Problem to work on: For each line of the data below that holds "into", copy the line.

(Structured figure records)
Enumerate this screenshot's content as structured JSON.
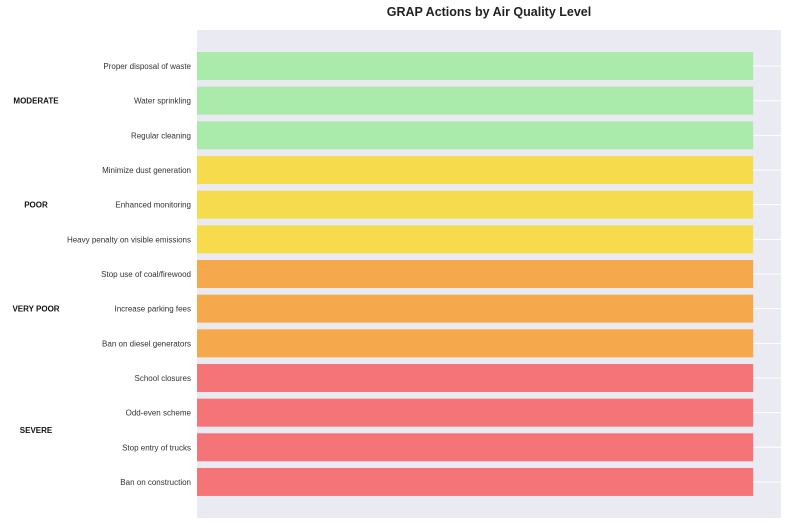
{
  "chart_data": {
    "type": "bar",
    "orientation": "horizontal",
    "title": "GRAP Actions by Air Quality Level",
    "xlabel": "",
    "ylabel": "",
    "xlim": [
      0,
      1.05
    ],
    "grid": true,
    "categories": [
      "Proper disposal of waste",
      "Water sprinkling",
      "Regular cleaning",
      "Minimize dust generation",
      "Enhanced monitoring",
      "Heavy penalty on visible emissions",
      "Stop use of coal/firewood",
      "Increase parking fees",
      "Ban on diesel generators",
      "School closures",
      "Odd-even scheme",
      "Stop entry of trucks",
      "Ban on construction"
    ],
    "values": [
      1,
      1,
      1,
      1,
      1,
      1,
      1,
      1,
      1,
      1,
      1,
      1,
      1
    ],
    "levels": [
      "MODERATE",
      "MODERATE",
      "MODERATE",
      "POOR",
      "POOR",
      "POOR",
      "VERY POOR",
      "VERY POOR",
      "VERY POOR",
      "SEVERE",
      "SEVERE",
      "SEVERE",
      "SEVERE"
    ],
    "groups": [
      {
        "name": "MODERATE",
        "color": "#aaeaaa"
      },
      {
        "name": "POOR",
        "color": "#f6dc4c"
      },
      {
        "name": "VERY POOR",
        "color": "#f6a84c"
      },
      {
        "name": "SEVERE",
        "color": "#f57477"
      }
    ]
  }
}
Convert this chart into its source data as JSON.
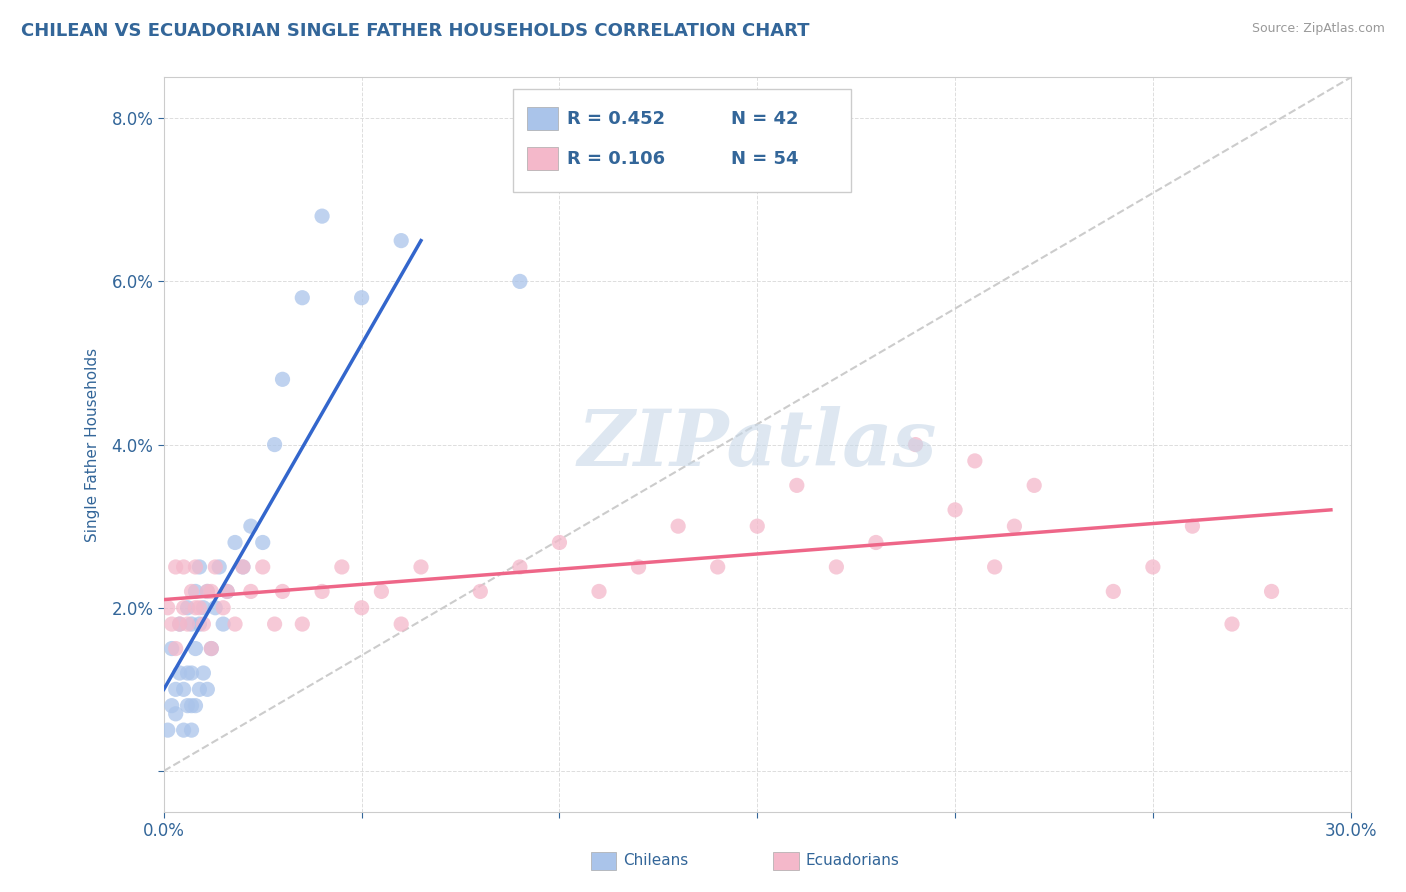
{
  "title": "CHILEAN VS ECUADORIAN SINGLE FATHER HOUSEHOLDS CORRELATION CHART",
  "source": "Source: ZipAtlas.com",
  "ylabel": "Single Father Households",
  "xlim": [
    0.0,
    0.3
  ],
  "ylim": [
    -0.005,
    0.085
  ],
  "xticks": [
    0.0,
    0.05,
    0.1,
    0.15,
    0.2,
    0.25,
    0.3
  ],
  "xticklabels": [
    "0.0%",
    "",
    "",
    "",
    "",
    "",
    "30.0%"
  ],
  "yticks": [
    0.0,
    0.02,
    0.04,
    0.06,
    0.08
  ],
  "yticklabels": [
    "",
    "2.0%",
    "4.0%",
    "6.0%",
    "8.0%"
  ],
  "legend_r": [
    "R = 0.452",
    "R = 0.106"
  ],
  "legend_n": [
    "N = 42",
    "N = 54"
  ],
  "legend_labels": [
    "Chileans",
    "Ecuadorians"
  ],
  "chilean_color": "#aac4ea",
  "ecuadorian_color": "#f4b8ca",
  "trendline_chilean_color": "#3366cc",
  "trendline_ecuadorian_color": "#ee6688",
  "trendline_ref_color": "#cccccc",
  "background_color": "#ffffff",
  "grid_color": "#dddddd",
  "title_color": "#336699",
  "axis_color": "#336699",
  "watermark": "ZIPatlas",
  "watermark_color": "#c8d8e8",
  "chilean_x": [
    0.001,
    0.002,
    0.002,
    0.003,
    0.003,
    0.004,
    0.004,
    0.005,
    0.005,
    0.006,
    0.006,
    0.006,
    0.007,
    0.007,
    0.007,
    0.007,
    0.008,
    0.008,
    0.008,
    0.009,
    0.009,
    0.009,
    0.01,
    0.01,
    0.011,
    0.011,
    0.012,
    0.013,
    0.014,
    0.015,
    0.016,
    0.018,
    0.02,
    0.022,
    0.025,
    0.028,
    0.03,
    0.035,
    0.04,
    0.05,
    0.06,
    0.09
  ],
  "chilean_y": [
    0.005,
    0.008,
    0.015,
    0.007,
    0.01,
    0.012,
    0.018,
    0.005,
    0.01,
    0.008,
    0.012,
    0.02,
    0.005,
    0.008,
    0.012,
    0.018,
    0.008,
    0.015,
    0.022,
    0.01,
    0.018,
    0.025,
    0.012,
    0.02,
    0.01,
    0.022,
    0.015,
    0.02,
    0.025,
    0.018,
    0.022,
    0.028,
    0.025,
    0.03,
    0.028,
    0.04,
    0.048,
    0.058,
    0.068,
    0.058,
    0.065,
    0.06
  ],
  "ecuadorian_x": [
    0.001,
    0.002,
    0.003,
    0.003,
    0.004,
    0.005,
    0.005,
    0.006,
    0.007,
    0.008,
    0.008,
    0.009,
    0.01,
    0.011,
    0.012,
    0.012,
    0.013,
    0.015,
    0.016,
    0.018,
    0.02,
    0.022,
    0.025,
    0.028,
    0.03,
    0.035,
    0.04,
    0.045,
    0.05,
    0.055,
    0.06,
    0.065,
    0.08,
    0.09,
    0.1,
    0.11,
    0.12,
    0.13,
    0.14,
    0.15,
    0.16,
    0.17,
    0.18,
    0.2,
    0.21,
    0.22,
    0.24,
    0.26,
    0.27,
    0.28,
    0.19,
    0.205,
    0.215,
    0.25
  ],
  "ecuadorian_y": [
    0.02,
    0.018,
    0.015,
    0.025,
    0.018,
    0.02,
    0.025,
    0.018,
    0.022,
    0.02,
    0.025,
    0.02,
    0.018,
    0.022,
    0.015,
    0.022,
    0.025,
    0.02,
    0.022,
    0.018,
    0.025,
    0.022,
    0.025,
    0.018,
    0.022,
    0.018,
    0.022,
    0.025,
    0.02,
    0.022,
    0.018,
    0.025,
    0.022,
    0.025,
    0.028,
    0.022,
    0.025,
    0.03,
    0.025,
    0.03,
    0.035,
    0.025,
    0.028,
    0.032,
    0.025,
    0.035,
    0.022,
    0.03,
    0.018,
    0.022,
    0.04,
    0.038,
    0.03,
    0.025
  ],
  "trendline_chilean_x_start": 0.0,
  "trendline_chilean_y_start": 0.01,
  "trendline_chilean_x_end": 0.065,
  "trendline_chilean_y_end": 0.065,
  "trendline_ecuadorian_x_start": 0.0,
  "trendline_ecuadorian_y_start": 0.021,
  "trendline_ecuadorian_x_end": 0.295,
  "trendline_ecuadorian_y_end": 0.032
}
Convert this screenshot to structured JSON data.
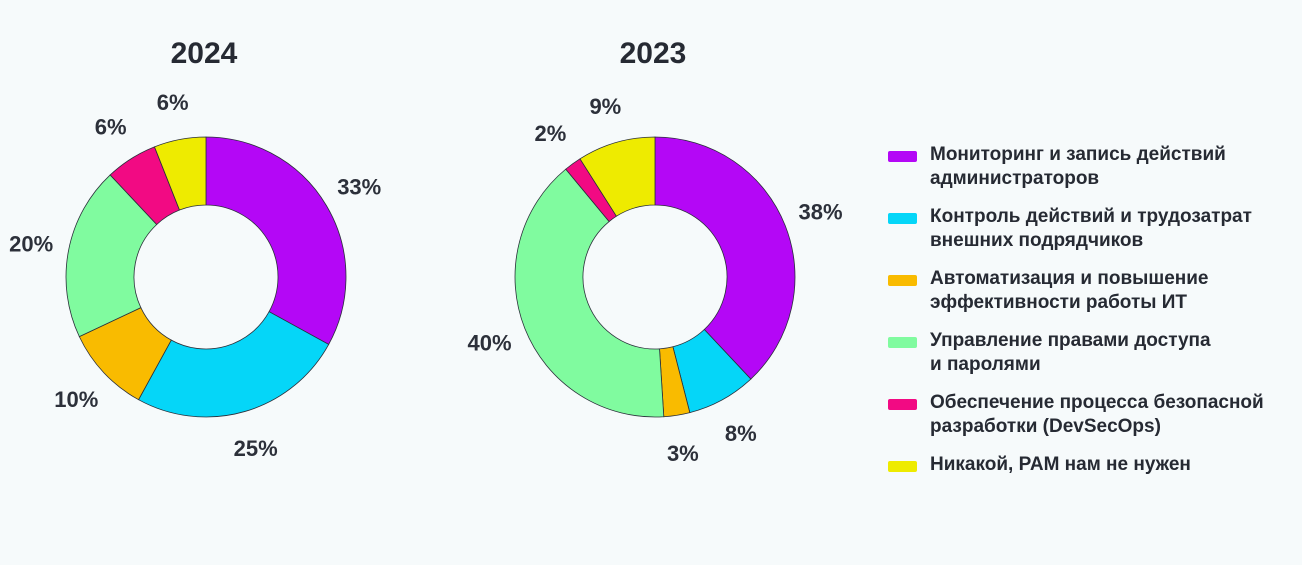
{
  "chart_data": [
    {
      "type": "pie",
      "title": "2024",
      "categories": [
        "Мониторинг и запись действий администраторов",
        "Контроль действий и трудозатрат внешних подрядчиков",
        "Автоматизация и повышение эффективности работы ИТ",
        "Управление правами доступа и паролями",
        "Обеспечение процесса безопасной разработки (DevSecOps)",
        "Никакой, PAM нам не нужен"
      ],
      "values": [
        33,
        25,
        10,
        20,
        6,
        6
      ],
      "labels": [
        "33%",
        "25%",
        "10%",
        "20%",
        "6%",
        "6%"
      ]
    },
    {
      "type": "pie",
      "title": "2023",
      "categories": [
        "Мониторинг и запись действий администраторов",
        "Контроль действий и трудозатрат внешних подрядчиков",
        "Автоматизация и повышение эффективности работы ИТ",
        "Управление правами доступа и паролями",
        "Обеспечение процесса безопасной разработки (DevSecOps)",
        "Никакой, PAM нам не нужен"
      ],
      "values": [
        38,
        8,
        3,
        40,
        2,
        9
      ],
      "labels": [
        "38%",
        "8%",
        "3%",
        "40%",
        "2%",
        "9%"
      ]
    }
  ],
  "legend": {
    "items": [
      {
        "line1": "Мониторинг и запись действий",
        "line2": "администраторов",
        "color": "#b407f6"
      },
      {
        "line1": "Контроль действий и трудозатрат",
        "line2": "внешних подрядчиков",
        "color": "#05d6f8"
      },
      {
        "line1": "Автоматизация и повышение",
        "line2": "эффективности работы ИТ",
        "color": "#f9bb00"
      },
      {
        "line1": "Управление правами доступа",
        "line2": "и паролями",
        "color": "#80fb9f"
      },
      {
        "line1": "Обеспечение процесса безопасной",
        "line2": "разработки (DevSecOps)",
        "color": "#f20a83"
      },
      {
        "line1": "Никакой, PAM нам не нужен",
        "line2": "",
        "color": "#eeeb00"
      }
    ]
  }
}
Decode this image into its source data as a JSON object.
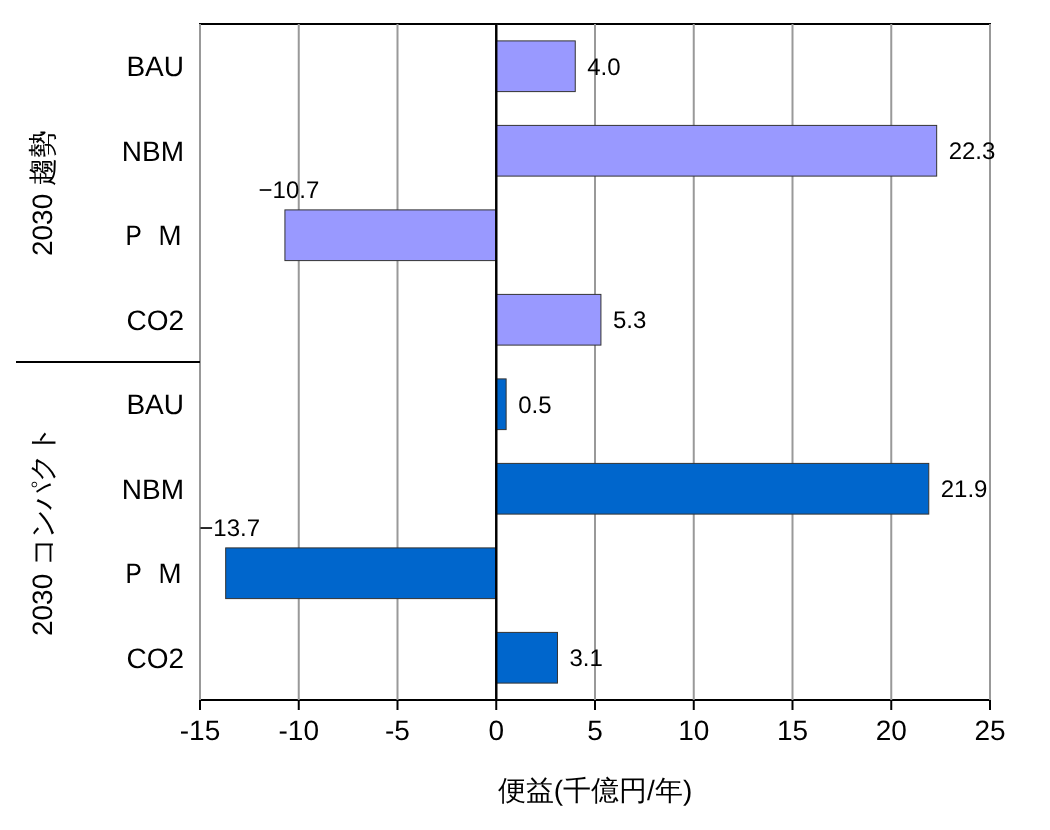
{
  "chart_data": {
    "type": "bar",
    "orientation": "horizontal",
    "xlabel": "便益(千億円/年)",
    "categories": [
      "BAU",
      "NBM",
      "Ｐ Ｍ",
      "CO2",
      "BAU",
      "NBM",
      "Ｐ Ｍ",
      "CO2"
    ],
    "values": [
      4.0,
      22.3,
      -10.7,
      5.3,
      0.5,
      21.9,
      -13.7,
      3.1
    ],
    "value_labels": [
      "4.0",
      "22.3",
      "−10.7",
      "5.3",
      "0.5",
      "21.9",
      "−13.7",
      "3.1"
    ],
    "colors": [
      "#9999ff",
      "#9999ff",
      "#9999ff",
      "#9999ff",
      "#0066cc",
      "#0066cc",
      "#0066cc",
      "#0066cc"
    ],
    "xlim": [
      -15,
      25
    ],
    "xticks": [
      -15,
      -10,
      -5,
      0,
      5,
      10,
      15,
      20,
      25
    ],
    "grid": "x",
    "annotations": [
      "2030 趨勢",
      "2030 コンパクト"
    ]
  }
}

Finished answer:
Convert this chart into its source data as JSON.
Decode this image into its source data as a JSON object.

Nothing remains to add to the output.